* Goals *
**A)** Answer these questions from the crop-yield abstract, one line each:
(i) Which crop model produced the simulated yields?
(ii) Precipitation changes in which month were most important for corn and soybean in the eastern CSIRO grid boxes?
(iii) How many years of control and 2 ×CO2 runs were used to form the scenarios?
**B)** Reproduce the rows without any change, from the first row through the row containing "1011, 434, 1037]", including both.

* Document text *
========================
Comparison of Agricultural Impacts of Climate Change Calculated from High and Low Resolution Climate Change Scenarios: Part I. The Uncertainty Due to Spatial Scale

  • L. O. Mearns
  • W. Easterling
  • C. Hays
  • D. Marx
Article

Abstract

We investigated the effect of two different spatial scales of climate change scenarios on crop yields simulated by the EPIC crop model for corn, soybean, and wheat, in the central Great Plains of the United States. The effect of climate change alone was investigated in Part I. In Part II (Easterling et al., 2001) we considered the effects ofCO2 fertilization effects and adaptation in addition to climate change. The scenarios were formed from five years of control and 2 ×CO2 runs of a high resolution regional climate model (RegCM) and the same from an Australian coarse resolution general circulation model (GCM), which provided the initial and lateral boundary conditions for the regional model runs. We also investigated the effect of two different spatial resolutions of soil input parameters to the crop models. We found that for corn and soybean in the eastern part of the study area, significantly different mean yield changes were calculated depending on the scenario used. Changes in simulated dryland wheat yields in the western areas were very similar, regardless of the scale of the scenario. The spatial scale of soils had a strong effect on the spatial variance and pattern of yields across the study area, but less effect on the mean aggregated yields. We investigated what aspects of the differences in the scenarios were most important for explaining the different simulated yield responses. For instance, precipitation changes in June were most important for corn and soybean in the eastern CSIRO grid boxes. We establish the spatial scale of climate changescenarios as an important uncertainty for climate change impacts analysis.
========================
* Supplied records *
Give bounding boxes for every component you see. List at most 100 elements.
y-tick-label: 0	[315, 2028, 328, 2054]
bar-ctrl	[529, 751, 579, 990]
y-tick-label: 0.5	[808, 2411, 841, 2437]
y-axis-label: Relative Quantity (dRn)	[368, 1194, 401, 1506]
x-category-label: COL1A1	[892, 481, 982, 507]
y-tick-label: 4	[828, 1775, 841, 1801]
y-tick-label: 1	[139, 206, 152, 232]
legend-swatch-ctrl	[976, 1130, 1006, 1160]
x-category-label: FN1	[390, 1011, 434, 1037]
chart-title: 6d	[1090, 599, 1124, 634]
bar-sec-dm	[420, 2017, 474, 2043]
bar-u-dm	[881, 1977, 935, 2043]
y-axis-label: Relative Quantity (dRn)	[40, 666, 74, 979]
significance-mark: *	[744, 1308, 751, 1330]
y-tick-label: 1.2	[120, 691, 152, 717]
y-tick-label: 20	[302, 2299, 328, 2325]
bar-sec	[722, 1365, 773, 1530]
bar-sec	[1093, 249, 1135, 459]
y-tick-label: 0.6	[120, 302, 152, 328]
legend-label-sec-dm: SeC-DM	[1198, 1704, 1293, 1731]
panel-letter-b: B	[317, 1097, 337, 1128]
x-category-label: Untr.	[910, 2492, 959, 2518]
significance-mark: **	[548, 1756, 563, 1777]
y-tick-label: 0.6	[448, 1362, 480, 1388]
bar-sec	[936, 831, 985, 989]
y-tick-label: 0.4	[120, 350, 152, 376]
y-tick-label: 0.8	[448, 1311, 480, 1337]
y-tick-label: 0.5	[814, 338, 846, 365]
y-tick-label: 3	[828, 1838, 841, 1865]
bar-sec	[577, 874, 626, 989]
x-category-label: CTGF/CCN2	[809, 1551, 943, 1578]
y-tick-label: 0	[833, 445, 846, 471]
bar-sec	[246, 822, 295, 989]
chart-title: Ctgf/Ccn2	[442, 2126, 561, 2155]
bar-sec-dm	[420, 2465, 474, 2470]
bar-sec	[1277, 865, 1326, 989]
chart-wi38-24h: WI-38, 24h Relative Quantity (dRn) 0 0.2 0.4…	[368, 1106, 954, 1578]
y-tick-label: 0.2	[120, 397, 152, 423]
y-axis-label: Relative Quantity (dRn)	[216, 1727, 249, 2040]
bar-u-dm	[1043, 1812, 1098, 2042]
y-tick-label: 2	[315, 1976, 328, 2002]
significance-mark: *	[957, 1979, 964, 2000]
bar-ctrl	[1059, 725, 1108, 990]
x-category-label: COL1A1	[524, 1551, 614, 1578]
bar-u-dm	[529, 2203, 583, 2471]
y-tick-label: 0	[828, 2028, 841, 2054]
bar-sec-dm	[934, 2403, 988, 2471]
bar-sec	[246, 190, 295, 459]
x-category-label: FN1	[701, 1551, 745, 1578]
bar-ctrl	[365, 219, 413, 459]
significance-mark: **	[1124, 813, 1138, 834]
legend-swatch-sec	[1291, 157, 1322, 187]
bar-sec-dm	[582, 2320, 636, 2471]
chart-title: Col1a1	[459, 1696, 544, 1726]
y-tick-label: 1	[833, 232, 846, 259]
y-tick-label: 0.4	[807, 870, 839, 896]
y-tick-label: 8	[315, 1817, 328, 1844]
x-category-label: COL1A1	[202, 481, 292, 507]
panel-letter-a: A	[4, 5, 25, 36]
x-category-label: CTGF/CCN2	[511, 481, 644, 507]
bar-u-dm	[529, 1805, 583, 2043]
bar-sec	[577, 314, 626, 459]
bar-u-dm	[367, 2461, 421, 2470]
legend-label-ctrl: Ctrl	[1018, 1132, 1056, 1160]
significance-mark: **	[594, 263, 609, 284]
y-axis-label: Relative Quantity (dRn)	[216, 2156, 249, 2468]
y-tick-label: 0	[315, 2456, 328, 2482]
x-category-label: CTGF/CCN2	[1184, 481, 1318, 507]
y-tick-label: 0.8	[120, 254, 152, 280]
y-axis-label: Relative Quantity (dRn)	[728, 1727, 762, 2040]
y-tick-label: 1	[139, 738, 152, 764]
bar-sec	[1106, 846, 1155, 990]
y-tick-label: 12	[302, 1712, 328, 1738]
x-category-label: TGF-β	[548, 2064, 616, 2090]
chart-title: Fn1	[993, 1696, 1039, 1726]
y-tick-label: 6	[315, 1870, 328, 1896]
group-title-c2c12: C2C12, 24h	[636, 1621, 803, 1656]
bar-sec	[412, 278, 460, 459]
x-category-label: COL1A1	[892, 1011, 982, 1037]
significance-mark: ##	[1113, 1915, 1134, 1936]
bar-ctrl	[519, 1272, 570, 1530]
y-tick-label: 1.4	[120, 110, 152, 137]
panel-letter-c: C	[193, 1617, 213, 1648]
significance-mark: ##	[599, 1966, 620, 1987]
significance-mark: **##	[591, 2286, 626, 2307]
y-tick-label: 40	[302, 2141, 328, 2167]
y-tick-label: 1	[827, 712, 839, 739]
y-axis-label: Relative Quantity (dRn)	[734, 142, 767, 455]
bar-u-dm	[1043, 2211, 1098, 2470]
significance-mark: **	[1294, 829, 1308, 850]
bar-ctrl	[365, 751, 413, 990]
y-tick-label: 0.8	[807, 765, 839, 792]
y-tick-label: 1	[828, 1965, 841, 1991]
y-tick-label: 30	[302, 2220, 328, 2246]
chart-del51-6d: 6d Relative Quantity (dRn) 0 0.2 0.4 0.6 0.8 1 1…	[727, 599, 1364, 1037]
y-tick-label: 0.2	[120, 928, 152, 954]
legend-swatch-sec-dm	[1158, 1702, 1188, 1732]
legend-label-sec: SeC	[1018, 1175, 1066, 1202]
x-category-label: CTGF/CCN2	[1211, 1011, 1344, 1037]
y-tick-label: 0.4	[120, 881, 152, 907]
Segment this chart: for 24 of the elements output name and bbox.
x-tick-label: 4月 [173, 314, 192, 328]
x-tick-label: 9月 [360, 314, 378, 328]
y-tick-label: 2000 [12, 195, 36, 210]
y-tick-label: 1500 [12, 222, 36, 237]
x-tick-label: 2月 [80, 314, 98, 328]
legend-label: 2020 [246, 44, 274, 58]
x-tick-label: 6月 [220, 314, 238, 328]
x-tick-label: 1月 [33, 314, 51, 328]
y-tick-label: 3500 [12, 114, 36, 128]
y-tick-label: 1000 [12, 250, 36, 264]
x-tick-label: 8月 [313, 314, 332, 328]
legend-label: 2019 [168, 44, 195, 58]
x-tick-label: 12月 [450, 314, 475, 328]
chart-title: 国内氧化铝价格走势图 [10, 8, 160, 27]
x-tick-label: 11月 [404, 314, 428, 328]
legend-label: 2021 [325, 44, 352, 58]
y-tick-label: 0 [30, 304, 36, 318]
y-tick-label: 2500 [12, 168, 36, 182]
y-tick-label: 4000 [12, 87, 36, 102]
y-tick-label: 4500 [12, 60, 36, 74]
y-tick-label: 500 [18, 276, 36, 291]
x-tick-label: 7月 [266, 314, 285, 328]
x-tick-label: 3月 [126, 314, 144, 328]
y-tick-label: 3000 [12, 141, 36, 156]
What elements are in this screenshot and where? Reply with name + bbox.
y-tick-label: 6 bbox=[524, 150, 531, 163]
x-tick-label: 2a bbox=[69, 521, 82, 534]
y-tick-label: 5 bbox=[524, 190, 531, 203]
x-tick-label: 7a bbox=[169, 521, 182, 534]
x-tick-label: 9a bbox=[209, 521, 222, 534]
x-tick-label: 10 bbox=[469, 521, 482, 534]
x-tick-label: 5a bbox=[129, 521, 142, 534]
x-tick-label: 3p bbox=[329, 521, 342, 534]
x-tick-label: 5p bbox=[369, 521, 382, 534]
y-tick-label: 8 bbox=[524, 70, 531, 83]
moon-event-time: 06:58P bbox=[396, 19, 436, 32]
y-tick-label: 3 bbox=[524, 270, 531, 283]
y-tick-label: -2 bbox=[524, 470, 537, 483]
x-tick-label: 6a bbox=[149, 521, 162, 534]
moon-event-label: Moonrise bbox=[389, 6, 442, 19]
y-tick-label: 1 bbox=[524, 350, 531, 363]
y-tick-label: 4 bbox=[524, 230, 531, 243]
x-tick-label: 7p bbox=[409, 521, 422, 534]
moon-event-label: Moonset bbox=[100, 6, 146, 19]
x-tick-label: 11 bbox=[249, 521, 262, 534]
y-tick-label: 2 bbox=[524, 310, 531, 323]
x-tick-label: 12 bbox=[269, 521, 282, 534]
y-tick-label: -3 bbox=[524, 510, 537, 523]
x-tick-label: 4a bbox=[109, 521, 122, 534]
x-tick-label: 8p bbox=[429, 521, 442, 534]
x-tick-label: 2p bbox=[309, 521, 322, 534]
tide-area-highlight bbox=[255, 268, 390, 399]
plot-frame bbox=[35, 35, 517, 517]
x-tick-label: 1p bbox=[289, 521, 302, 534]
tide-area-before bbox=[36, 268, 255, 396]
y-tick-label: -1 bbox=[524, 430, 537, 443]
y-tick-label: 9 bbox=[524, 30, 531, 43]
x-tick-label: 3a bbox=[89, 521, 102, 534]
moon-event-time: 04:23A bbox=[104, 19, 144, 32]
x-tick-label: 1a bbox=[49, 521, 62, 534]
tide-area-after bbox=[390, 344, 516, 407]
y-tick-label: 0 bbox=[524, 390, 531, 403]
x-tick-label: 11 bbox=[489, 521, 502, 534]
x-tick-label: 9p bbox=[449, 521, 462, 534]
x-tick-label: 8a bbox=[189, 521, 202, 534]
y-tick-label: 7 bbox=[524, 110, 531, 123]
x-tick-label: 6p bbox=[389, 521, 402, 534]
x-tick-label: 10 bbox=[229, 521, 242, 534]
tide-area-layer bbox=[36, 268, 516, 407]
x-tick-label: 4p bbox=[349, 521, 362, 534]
========================
* Solutions by task *
**A)**
(i) EPIC
(ii) June
(iii) Five

**B)**
Give bounding boxes for every component you see. List at most 100 elements.
y-tick-label: 0	[315, 2028, 328, 2054]
bar-ctrl	[529, 751, 579, 990]
y-tick-label: 0.5	[808, 2411, 841, 2437]
y-axis-label: Relative Quantity (dRn)	[368, 1194, 401, 1506]
x-category-label: COL1A1	[892, 481, 982, 507]
y-tick-label: 4	[828, 1775, 841, 1801]
y-tick-label: 1	[139, 206, 152, 232]
legend-swatch-ctrl	[976, 1130, 1006, 1160]
x-category-label: FN1	[390, 1011, 434, 1037]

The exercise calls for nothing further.